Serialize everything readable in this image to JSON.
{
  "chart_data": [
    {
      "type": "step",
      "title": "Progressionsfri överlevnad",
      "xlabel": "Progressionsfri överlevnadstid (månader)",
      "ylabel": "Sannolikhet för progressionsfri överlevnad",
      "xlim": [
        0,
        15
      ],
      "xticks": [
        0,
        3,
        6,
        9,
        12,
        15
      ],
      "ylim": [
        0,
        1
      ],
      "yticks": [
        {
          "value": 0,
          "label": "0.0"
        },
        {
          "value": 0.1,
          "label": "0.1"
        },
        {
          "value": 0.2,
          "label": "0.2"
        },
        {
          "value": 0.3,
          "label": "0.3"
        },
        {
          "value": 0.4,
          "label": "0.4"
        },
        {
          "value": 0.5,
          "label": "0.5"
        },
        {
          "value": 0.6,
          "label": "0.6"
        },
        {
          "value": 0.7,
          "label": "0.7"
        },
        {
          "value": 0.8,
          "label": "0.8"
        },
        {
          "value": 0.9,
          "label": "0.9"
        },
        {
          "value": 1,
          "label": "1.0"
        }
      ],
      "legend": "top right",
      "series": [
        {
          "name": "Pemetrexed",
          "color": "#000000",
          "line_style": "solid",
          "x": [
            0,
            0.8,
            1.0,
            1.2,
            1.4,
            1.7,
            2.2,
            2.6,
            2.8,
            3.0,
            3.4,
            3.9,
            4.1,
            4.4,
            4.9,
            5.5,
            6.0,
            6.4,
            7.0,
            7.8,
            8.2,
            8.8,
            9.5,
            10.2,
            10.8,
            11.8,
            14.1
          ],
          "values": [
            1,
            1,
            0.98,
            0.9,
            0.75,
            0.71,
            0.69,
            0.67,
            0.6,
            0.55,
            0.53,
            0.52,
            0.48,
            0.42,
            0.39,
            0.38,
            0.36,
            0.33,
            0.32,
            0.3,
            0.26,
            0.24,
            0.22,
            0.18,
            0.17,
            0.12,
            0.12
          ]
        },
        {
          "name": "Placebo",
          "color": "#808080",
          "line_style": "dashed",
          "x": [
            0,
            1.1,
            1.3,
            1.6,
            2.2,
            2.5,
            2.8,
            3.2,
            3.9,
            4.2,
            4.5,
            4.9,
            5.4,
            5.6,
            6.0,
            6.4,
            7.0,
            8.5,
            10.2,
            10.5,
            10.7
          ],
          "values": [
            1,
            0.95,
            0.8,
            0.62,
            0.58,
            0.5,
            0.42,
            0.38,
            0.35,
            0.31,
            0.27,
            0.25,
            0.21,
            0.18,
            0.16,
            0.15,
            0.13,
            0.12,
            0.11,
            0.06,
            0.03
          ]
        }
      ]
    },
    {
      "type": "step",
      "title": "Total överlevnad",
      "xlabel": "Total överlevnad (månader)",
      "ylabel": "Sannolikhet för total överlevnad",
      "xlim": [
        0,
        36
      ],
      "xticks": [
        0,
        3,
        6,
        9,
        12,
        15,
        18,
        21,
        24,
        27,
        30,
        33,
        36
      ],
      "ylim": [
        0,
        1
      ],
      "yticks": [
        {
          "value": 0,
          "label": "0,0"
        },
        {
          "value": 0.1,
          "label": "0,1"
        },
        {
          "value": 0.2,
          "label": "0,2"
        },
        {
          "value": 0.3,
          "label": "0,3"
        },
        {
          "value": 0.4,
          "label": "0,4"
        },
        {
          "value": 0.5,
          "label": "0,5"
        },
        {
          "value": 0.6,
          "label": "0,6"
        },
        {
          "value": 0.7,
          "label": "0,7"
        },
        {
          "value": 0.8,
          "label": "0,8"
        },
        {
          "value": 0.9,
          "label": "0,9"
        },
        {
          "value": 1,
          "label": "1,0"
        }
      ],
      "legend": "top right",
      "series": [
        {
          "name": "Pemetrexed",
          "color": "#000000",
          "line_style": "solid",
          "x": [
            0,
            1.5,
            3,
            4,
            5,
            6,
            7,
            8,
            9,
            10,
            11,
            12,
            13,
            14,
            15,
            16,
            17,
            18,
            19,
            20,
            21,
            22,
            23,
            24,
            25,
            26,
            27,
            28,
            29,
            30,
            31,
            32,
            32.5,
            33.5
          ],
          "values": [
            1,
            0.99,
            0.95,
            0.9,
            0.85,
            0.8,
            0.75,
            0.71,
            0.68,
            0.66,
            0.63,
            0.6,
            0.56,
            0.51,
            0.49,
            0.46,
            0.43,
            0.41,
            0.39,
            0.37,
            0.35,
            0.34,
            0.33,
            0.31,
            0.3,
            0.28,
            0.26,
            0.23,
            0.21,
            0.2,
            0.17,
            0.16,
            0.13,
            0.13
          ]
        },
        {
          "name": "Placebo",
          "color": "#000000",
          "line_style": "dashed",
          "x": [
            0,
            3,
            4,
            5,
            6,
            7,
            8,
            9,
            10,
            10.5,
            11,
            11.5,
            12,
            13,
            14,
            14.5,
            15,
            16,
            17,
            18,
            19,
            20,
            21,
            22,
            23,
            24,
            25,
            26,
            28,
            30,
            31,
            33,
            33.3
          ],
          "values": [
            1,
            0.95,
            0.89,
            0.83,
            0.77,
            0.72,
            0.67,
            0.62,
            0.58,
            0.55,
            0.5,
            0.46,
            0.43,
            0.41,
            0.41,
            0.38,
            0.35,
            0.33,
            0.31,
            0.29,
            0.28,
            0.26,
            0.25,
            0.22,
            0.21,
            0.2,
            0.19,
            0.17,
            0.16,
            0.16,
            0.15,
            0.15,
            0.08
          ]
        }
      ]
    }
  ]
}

^^^^

### [Problem details]
Without leaving anything out, give the entries again exactly.

### [In response]
Serialize everything readable in this image to JSON.
{
  "chart_data": [
    {
      "type": "step",
      "title": "Progressionsfri överlevnad",
      "xlabel": "Progressionsfri överlevnadstid (månader)",
      "ylabel": "Sannolikhet för progressionsfri överlevnad",
      "xlim": [
        0,
        15
      ],
      "xticks": [
        0,
        3,
        6,
        9,
        12,
        15
      ],
      "ylim": [
        0,
        1
      ],
      "yticks": [
        {
          "value": 0,
          "label": "0.0"
        },
        {
          "value": 0.1,
          "label": "0.1"
        },
        {
          "value": 0.2,
          "label": "0.2"
        },
        {
          "value": 0.3,
          "label": "0.3"
        },
        {
          "value": 0.4,
          "label": "0.4"
        },
        {
          "value": 0.5,
          "label": "0.5"
        },
        {
          "value": 0.6,
          "label": "0.6"
        },
        {
          "value": 0.7,
          "label": "0.7"
        },
        {
          "value": 0.8,
          "label": "0.8"
        },
        {
          "value": 0.9,
          "label": "0.9"
        },
        {
          "value": 1,
          "label": "1.0"
        }
      ],
      "legend": "top right",
      "series": [
        {
          "name": "Pemetrexed",
          "color": "#000000",
          "line_style": "solid",
          "x": [
            0,
            0.8,
            1.0,
            1.2,
            1.4,
            1.7,
            2.2,
            2.6,
            2.8,
            3.0,
            3.4,
            3.9,
            4.1,
            4.4,
            4.9,
            5.5,
            6.0,
            6.4,
            7.0,
            7.8,
            8.2,
            8.8,
            9.5,
            10.2,
            10.8,
            11.8,
            14.1
          ],
          "values": [
            1,
            1,
            0.98,
            0.9,
            0.75,
            0.71,
            0.69,
            0.67,
            0.6,
            0.55,
            0.53,
            0.52,
            0.48,
            0.42,
            0.39,
            0.38,
            0.36,
            0.33,
            0.32,
            0.3,
            0.26,
            0.24,
            0.22,
            0.18,
            0.17,
            0.12,
            0.12
          ]
        },
        {
          "name": "Placebo",
          "color": "#808080",
          "line_style": "dashed",
          "x": [
            0,
            1.1,
            1.3,
            1.6,
            2.2,
            2.5,
            2.8,
            3.2,
            3.9,
            4.2,
            4.5,
            4.9,
            5.4,
            5.6,
            6.0,
            6.4,
            7.0,
            8.5,
            10.2,
            10.5,
            10.7
          ],
          "values": [
            1,
            0.95,
            0.8,
            0.62,
            0.58,
            0.5,
            0.42,
            0.38,
            0.35,
            0.31,
            0.27,
            0.25,
            0.21,
            0.18,
            0.16,
            0.15,
            0.13,
            0.12,
            0.11,
            0.06,
            0.03
          ]
        }
      ]
    },
    {
      "type": "step",
      "title": "Total överlevnad",
      "xlabel": "Total överlevnad (månader)",
      "ylabel": "Sannolikhet för total överlevnad",
      "xlim": [
        0,
        36
      ],
      "xticks": [
        0,
        3,
        6,
        9,
        12,
        15,
        18,
        21,
        24,
        27,
        30,
        33,
        36
      ],
      "ylim": [
        0,
        1
      ],
      "yticks": [
        {
          "value": 0,
          "label": "0,0"
        },
        {
          "value": 0.1,
          "label": "0,1"
        },
        {
          "value": 0.2,
          "label": "0,2"
        },
        {
          "value": 0.3,
          "label": "0,3"
        },
        {
          "value": 0.4,
          "label": "0,4"
        },
        {
          "value": 0.5,
          "label": "0,5"
        },
        {
          "value": 0.6,
          "label": "0,6"
        },
        {
          "value": 0.7,
          "label": "0,7"
        },
        {
          "value": 0.8,
          "label": "0,8"
        },
        {
          "value": 0.9,
          "label": "0,9"
        },
        {
          "value": 1,
          "label": "1,0"
        }
      ],
      "legend": "top right",
      "series": [
        {
          "name": "Pemetrexed",
          "color": "#000000",
          "line_style": "solid",
          "x": [
            0,
            1.5,
            3,
            4,
            5,
            6,
            7,
            8,
            9,
            10,
            11,
            12,
            13,
            14,
            15,
            16,
            17,
            18,
            19,
            20,
            21,
            22,
            23,
            24,
            25,
            26,
            27,
            28,
            29,
            30,
            31,
            32,
            32.5,
            33.5
          ],
          "values": [
            1,
            0.99,
            0.95,
            0.9,
            0.85,
            0.8,
            0.75,
            0.71,
            0.68,
            0.66,
            0.63,
            0.6,
            0.56,
            0.51,
            0.49,
            0.46,
            0.43,
            0.41,
            0.39,
            0.37,
            0.35,
            0.34,
            0.33,
            0.31,
            0.3,
            0.28,
            0.26,
            0.23,
            0.21,
            0.2,
            0.17,
            0.16,
            0.13,
            0.13
          ]
        },
        {
          "name": "Placebo",
          "color": "#000000",
          "line_style": "dashed",
          "x": [
            0,
            3,
            4,
            5,
            6,
            7,
            8,
            9,
            10,
            10.5,
            11,
            11.5,
            12,
            13,
            14,
            14.5,
            15,
            16,
            17,
            18,
            19,
            20,
            21,
            22,
            23,
            24,
            25,
            26,
            28,
            30,
            31,
            33,
            33.3
          ],
          "values": [
            1,
            0.95,
            0.89,
            0.83,
            0.77,
            0.72,
            0.67,
            0.62,
            0.58,
            0.55,
            0.5,
            0.46,
            0.43,
            0.41,
            0.41,
            0.38,
            0.35,
            0.33,
            0.31,
            0.29,
            0.28,
            0.26,
            0.25,
            0.22,
            0.21,
            0.2,
            0.19,
            0.17,
            0.16,
            0.16,
            0.15,
            0.15,
            0.08
          ]
        }
      ]
    }
  ]
}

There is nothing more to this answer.